For the entries that appear below, write out the exact text and omit the pictures.

*** Opening of MATERIAL FOR THIS TASK ***

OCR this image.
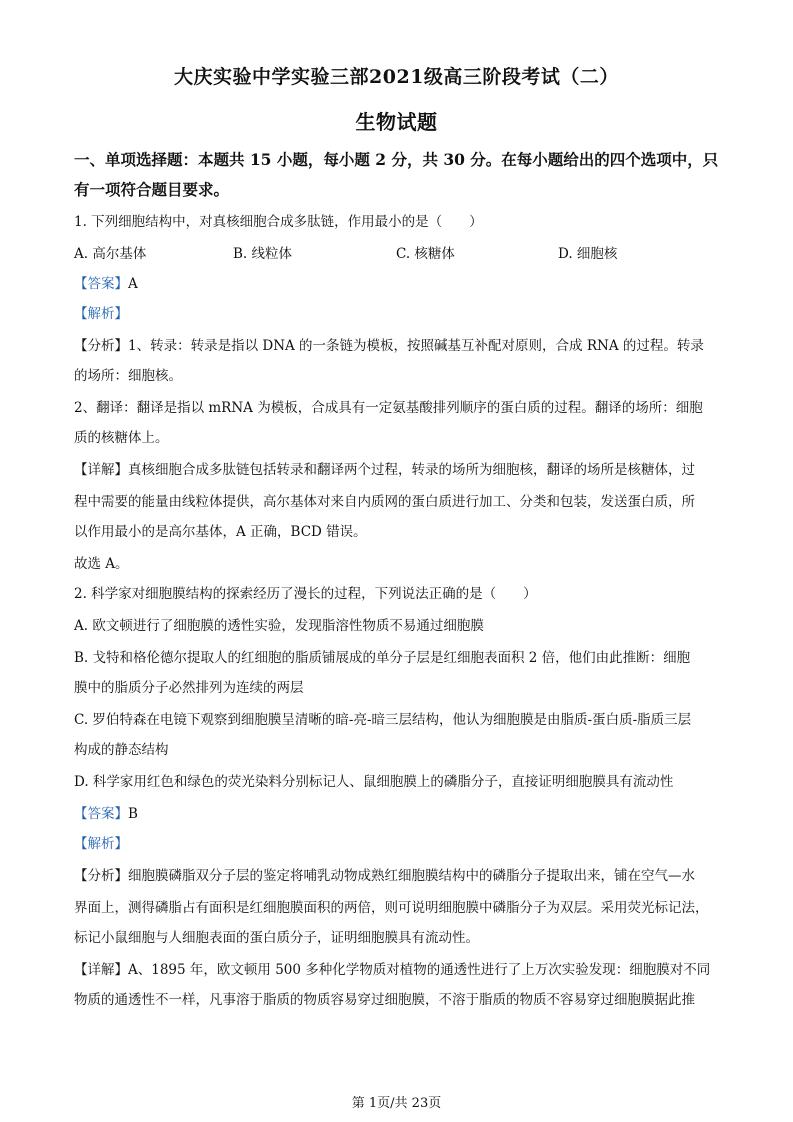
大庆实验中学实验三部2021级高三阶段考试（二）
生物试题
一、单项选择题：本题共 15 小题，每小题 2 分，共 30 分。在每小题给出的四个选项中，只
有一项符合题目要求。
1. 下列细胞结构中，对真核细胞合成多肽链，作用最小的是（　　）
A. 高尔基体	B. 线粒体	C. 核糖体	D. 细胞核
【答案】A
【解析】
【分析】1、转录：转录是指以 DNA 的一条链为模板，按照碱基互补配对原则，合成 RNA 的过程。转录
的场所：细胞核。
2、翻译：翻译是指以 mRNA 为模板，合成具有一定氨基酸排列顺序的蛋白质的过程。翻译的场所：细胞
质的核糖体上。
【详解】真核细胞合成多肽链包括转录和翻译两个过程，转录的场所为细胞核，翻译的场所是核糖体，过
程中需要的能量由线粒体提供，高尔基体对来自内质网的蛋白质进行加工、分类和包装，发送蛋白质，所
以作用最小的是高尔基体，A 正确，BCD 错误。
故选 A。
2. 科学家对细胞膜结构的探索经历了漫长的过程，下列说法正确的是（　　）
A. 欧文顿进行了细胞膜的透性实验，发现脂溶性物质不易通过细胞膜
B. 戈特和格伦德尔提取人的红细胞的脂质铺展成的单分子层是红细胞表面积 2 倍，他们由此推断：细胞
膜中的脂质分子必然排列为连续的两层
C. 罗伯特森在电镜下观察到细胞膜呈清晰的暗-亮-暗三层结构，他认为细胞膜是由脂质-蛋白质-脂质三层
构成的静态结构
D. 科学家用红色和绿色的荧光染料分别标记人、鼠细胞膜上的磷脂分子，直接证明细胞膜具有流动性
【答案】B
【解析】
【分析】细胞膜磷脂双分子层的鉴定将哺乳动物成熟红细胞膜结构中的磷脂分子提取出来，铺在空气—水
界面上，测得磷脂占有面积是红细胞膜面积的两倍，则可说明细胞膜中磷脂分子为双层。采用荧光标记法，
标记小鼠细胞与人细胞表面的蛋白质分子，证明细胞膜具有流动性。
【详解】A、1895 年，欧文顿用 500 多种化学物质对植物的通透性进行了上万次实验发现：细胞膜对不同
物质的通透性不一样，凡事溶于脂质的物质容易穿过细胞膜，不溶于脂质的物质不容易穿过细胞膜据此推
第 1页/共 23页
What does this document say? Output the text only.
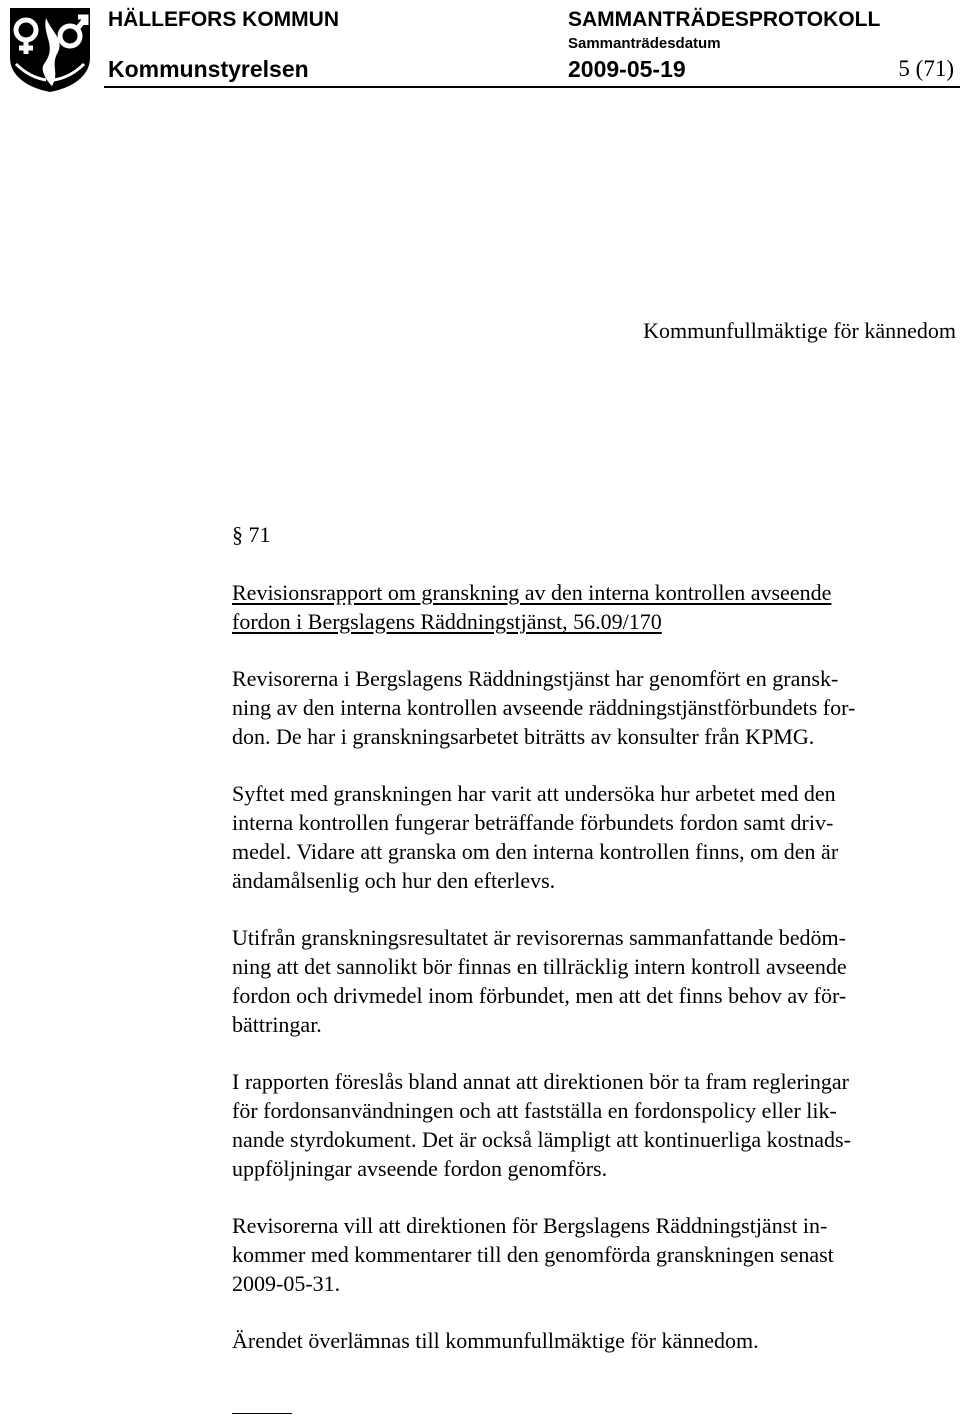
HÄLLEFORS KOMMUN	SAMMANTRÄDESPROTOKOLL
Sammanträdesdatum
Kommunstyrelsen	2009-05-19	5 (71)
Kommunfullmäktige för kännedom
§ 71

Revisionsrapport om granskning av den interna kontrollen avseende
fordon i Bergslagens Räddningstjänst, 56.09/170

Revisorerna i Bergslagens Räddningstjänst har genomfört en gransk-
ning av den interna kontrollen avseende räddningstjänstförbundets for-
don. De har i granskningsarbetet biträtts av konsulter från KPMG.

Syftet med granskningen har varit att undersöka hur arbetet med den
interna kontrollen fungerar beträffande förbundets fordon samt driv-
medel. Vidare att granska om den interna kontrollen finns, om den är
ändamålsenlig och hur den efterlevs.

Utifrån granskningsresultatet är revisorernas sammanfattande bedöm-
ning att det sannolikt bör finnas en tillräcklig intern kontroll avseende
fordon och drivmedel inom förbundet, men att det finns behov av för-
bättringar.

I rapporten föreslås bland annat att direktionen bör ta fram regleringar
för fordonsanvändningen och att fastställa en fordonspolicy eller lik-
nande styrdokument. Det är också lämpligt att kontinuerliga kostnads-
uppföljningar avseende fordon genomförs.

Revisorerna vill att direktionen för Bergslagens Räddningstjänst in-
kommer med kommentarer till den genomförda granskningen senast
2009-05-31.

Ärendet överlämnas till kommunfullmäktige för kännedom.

*** Close of MATERIAL FOR THIS TASK ***

▸ RESULT:
OCR this image.
大庆实验中学实验三部2021级高三阶段考试（二）
生物试题
一、单项选择题：本题共 15 小题，每小题 2 分，共 30 分。在每小题给出的四个选项中，只
有一项符合题目要求。
1. 下列细胞结构中，对真核细胞合成多肽链，作用最小的是（　　）
A. 高尔基体	B. 线粒体	C. 核糖体	D. 细胞核
【答案】A
【解析】
【分析】1、转录：转录是指以 DNA 的一条链为模板，按照碱基互补配对原则，合成 RNA 的过程。转录
的场所：细胞核。
2、翻译：翻译是指以 mRNA 为模板，合成具有一定氨基酸排列顺序的蛋白质的过程。翻译的场所：细胞
质的核糖体上。
【详解】真核细胞合成多肽链包括转录和翻译两个过程，转录的场所为细胞核，翻译的场所是核糖体，过
程中需要的能量由线粒体提供，高尔基体对来自内质网的蛋白质进行加工、分类和包装，发送蛋白质，所
以作用最小的是高尔基体，A 正确，BCD 错误。
故选 A。
2. 科学家对细胞膜结构的探索经历了漫长的过程，下列说法正确的是（　　）
A. 欧文顿进行了细胞膜的透性实验，发现脂溶性物质不易通过细胞膜
B. 戈特和格伦德尔提取人的红细胞的脂质铺展成的单分子层是红细胞表面积 2 倍，他们由此推断：细胞
膜中的脂质分子必然排列为连续的两层
C. 罗伯特森在电镜下观察到细胞膜呈清晰的暗-亮-暗三层结构，他认为细胞膜是由脂质-蛋白质-脂质三层
构成的静态结构
D. 科学家用红色和绿色的荧光染料分别标记人、鼠细胞膜上的磷脂分子，直接证明细胞膜具有流动性
【答案】B
【解析】
【分析】细胞膜磷脂双分子层的鉴定将哺乳动物成熟红细胞膜结构中的磷脂分子提取出来，铺在空气—水
界面上，测得磷脂占有面积是红细胞膜面积的两倍，则可说明细胞膜中磷脂分子为双层。采用荧光标记法，
标记小鼠细胞与人细胞表面的蛋白质分子，证明细胞膜具有流动性。
【详解】A、1895 年，欧文顿用 500 多种化学物质对植物的通透性进行了上万次实验发现：细胞膜对不同
物质的通透性不一样，凡事溶于脂质的物质容易穿过细胞膜，不溶于脂质的物质不容易穿过细胞膜据此推
第 1页/共 23页
What does this document say? Output the text only.
HÄLLEFORS KOMMUN	SAMMANTRÄDESPROTOKOLL
Sammanträdesdatum
Kommunstyrelsen	2009-05-19	5 (71)
Kommunfullmäktige för kännedom
§ 71

Revisionsrapport om granskning av den interna kontrollen avseende
fordon i Bergslagens Räddningstjänst, 56.09/170

Revisorerna i Bergslagens Räddningstjänst har genomfört en gransk-
ning av den interna kontrollen avseende räddningstjänstförbundets for-
don. De har i granskningsarbetet biträtts av konsulter från KPMG.

Syftet med granskningen har varit att undersöka hur arbetet med den
interna kontrollen fungerar beträffande förbundets fordon samt driv-
medel. Vidare att granska om den interna kontrollen finns, om den är
ändamålsenlig och hur den efterlevs.

Utifrån granskningsresultatet är revisorernas sammanfattande bedöm-
ning att det sannolikt bör finnas en tillräcklig intern kontroll avseende
fordon och drivmedel inom förbundet, men att det finns behov av för-
bättringar.

I rapporten föreslås bland annat att direktionen bör ta fram regleringar
för fordonsanvändningen och att fastställa en fordonspolicy eller lik-
nande styrdokument. Det är också lämpligt att kontinuerliga kostnads-
uppföljningar avseende fordon genomförs.

Revisorerna vill att direktionen för Bergslagens Räddningstjänst in-
kommer med kommentarer till den genomförda granskningen senast
2009-05-31.

Ärendet överlämnas till kommunfullmäktige för kännedom.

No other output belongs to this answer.